Every record below should be printed exactly as given.

* * * * *

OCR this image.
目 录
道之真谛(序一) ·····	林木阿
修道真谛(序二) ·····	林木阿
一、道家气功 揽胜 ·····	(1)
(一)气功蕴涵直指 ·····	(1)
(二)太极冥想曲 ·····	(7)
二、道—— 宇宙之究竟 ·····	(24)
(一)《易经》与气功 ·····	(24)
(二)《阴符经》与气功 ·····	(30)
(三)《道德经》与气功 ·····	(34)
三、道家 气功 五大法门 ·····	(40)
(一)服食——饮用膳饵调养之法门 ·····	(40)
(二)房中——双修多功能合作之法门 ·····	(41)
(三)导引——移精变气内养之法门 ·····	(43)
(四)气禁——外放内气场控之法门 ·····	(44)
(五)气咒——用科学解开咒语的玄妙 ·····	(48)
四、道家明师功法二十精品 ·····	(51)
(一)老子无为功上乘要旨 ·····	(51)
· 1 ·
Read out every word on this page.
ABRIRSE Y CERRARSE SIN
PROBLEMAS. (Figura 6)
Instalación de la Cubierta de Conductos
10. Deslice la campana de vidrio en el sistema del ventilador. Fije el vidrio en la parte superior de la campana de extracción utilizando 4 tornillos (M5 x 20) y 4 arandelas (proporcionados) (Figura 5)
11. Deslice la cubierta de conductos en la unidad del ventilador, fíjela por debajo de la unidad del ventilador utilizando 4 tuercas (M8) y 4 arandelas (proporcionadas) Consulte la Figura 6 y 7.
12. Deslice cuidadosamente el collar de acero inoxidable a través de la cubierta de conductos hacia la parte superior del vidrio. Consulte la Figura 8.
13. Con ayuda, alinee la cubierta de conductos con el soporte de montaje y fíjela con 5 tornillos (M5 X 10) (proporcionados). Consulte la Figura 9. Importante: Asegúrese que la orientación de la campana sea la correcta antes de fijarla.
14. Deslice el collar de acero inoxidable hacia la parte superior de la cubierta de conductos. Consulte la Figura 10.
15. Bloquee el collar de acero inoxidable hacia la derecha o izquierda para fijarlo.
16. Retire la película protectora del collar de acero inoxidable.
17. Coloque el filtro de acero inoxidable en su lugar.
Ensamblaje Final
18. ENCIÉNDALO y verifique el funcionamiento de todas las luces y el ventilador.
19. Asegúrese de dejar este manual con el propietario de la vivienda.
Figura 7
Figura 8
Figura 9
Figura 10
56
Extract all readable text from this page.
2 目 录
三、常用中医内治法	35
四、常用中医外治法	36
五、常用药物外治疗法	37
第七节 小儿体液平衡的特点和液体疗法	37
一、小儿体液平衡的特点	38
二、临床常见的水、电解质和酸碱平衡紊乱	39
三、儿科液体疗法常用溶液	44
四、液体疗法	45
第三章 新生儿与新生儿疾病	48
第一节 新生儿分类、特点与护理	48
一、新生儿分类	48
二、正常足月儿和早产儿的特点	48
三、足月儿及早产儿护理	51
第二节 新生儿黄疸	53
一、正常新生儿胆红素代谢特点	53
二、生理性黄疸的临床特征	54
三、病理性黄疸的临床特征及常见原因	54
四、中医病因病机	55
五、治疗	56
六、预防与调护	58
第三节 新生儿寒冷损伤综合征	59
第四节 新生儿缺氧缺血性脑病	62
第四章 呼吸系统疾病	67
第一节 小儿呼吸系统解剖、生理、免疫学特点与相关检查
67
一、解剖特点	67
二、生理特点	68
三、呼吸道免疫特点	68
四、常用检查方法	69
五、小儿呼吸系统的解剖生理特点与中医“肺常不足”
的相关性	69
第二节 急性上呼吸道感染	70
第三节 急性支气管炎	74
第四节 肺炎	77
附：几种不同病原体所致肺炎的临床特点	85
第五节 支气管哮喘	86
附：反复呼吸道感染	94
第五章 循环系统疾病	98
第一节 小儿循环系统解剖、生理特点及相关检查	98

* * * * *

### WRITTEN REPLY
OCR this image.
目 录
道之真谛(序一) ·····	林木阿
修道真谛(序二) ·····	林木阿
一、道家气功 揽胜 ·····	(1)
(一)气功蕴涵直指 ·····	(1)
(二)太极冥想曲 ·····	(7)
二、道—— 宇宙之究竟 ·····	(24)
(一)《易经》与气功 ·····	(24)
(二)《阴符经》与气功 ·····	(30)
(三)《道德经》与气功 ·····	(34)
三、道家 气功 五大法门 ·····	(40)
(一)服食——饮用膳饵调养之法门 ·····	(40)
(二)房中——双修多功能合作之法门 ·····	(41)
(三)导引——移精变气内养之法门 ·····	(43)
(四)气禁——外放内气场控之法门 ·····	(44)
(五)气咒——用科学解开咒语的玄妙 ·····	(48)
四、道家明师功法二十精品 ·····	(51)
(一)老子无为功上乘要旨 ·····	(51)
· 1 ·
Read out every word on this page.
ABRIRSE Y CERRARSE SIN
PROBLEMAS. (Figura 6)
Instalación de la Cubierta de Conductos
10. Deslice la campana de vidrio en el sistema del ventilador. Fije el vidrio en la parte superior de la campana de extracción utilizando 4 tornillos (M5 x 20) y 4 arandelas (proporcionados) (Figura 5)
11. Deslice la cubierta de conductos en la unidad del ventilador, fíjela por debajo de la unidad del ventilador utilizando 4 tuercas (M8) y 4 arandelas (proporcionadas) Consulte la Figura 6 y 7.
12. Deslice cuidadosamente el collar de acero inoxidable a través de la cubierta de conductos hacia la parte superior del vidrio. Consulte la Figura 8.
13. Con ayuda, alinee la cubierta de conductos con el soporte de montaje y fíjela con 5 tornillos (M5 X 10) (proporcionados). Consulte la Figura 9. Importante: Asegúrese que la orientación de la campana sea la correcta antes de fijarla.
14. Deslice el collar de acero inoxidable hacia la parte superior de la cubierta de conductos. Consulte la Figura 10.
15. Bloquee el collar de acero inoxidable hacia la derecha o izquierda para fijarlo.
16. Retire la película protectora del collar de acero inoxidable.
17. Coloque el filtro de acero inoxidable en su lugar.
Ensamblaje Final
18. ENCIÉNDALO y verifique el funcionamiento de todas las luces y el ventilador.
19. Asegúrese de dejar este manual con el propietario de la vivienda.
Figura 7
Figura 8
Figura 9
Figura 10
56
Extract all readable text from this page.
2 目 录
三、常用中医内治法	35
四、常用中医外治法	36
五、常用药物外治疗法	37
第七节 小儿体液平衡的特点和液体疗法	37
一、小儿体液平衡的特点	38
二、临床常见的水、电解质和酸碱平衡紊乱	39
三、儿科液体疗法常用溶液	44
四、液体疗法	45
第三章 新生儿与新生儿疾病	48
第一节 新生儿分类、特点与护理	48
一、新生儿分类	48
二、正常足月儿和早产儿的特点	48
三、足月儿及早产儿护理	51
第二节 新生儿黄疸	53
一、正常新生儿胆红素代谢特点	53
二、生理性黄疸的临床特征	54
三、病理性黄疸的临床特征及常见原因	54
四、中医病因病机	55
五、治疗	56
六、预防与调护	58
第三节 新生儿寒冷损伤综合征	59
第四节 新生儿缺氧缺血性脑病	62
第四章 呼吸系统疾病	67
第一节 小儿呼吸系统解剖、生理、免疫学特点与相关检查
67
一、解剖特点	67
二、生理特点	68
三、呼吸道免疫特点	68
四、常用检查方法	69
五、小儿呼吸系统的解剖生理特点与中医“肺常不足”
的相关性	69
第二节 急性上呼吸道感染	70
第三节 急性支气管炎	74
第四节 肺炎	77
附：几种不同病原体所致肺炎的临床特点	85
第五节 支气管哮喘	86
附：反复呼吸道感染	94
第五章 循环系统疾病	98
第一节 小儿循环系统解剖、生理特点及相关检查	98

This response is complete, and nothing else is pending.